## START Data shown
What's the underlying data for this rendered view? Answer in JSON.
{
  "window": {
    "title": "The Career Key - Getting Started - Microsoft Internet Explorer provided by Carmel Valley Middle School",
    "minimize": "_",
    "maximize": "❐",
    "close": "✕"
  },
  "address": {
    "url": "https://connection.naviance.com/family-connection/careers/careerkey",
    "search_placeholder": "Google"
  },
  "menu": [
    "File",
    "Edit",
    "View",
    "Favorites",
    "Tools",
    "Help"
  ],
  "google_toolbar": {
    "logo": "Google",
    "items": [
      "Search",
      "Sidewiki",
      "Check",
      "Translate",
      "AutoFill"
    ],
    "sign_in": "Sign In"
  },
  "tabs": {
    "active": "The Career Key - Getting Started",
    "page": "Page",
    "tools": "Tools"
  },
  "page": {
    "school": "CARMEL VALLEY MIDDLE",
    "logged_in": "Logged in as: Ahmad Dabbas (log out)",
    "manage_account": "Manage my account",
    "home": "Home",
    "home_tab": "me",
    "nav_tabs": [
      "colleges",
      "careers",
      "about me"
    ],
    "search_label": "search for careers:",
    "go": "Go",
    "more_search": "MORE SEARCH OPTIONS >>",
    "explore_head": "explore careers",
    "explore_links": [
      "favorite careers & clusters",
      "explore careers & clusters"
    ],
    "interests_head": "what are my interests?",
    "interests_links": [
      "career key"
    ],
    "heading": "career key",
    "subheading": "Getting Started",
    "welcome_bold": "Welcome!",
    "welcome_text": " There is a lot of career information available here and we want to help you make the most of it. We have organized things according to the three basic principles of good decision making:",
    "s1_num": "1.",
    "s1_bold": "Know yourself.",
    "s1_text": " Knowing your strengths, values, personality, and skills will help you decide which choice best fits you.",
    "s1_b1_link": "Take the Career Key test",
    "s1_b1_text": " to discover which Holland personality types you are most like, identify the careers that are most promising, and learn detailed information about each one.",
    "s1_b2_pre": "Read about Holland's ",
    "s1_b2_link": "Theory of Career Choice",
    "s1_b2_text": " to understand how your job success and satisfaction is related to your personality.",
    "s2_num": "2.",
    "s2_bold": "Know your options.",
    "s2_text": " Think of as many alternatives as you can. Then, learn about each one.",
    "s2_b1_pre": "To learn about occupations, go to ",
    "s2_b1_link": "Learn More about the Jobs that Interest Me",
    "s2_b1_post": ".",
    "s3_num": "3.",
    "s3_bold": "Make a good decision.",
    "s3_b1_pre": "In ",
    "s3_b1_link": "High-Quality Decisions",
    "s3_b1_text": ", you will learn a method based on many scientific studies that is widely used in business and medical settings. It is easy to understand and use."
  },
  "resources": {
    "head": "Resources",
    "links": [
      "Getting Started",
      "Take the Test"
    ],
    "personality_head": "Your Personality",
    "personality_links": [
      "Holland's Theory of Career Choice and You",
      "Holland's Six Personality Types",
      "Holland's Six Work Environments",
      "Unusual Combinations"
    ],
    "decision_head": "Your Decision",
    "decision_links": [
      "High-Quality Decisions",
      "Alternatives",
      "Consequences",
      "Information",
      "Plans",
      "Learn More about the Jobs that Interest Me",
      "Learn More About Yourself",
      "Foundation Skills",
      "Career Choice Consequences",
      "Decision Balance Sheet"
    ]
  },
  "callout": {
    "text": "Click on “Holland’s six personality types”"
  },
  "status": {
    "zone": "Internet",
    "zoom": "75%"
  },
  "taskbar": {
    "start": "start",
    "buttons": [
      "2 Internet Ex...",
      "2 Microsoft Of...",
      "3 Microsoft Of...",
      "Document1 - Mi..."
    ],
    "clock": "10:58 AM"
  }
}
## END Data shown
Your objective: Check each line of the records for the word "Decisions" and extract those that contain it.

Exercise response:
    "s3_b1_link": "High-Quality Decisions",
      "High-Quality Decisions",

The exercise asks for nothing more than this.